--- Recorded data ---
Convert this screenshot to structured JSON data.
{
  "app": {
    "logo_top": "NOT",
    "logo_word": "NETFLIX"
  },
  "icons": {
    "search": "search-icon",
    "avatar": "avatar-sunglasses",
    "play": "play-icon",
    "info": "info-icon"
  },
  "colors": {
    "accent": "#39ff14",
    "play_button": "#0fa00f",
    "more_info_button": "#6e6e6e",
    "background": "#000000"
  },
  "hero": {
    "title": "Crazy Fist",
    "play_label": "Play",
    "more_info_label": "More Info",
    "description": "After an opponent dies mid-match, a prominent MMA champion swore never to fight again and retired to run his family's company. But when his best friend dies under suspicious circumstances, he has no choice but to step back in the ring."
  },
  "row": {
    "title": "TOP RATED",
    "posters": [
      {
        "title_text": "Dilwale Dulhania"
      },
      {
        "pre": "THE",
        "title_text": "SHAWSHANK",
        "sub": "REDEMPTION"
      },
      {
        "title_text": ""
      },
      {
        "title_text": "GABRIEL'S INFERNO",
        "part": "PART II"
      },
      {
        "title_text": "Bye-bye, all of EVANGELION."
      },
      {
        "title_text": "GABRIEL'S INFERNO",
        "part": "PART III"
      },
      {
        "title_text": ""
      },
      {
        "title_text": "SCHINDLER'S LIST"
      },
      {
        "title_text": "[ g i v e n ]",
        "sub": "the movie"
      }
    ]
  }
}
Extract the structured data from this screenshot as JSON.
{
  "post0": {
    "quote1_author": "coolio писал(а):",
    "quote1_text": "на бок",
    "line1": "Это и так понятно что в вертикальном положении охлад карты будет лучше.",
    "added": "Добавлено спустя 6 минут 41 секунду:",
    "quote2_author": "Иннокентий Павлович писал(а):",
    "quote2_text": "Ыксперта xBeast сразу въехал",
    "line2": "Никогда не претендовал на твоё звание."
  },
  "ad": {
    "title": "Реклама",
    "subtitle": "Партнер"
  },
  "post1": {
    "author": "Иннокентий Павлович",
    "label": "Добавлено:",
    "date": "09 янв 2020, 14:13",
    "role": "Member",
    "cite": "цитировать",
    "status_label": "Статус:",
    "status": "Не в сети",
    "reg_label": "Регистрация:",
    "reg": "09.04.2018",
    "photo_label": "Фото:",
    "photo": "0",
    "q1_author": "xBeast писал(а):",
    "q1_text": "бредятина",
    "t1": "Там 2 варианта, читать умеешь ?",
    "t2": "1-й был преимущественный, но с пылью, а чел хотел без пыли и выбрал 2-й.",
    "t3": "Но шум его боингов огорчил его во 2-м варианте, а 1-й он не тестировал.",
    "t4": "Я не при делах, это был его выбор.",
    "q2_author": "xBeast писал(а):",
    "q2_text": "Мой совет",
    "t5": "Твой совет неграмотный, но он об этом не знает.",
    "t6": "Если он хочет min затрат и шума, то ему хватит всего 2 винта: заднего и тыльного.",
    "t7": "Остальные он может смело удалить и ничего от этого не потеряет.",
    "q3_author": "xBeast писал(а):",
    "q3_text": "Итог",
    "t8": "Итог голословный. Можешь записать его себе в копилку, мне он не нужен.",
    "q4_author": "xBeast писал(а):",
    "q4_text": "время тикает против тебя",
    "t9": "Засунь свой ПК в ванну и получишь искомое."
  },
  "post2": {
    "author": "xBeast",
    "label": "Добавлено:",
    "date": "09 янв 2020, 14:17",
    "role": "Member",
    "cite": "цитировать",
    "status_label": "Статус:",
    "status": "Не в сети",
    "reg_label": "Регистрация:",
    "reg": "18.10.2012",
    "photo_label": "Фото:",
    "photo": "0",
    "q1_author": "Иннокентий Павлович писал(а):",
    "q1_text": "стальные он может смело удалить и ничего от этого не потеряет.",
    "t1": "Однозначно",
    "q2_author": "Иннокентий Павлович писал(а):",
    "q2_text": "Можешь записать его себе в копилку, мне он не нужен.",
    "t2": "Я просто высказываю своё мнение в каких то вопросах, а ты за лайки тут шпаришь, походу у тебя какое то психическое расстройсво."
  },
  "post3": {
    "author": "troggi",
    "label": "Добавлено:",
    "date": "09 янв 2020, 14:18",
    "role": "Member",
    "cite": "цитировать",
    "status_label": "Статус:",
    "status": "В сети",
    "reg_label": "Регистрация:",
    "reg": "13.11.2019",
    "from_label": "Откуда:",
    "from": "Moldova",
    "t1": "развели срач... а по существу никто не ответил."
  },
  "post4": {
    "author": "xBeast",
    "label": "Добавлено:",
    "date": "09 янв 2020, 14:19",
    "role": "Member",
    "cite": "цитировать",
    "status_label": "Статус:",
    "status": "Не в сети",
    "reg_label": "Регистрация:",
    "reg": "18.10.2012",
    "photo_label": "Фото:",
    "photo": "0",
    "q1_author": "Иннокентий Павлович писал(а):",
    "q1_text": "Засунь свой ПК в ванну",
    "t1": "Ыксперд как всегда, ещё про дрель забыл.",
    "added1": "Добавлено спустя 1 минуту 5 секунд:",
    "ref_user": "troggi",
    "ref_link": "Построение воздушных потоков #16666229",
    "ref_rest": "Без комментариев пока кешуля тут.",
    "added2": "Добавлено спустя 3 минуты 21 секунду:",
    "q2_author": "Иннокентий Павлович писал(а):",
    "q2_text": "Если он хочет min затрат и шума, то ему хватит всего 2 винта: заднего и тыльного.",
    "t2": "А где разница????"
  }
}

--- Instruction ---
From the entries above, copy each line holding "потеряет".

--- Output for this task ---
    "t7": "Остальные он может смело удалить и ничего от этого не потеряет.",
    "q1_text": "стальные он может смело удалить и ничего от этого не потеряет.",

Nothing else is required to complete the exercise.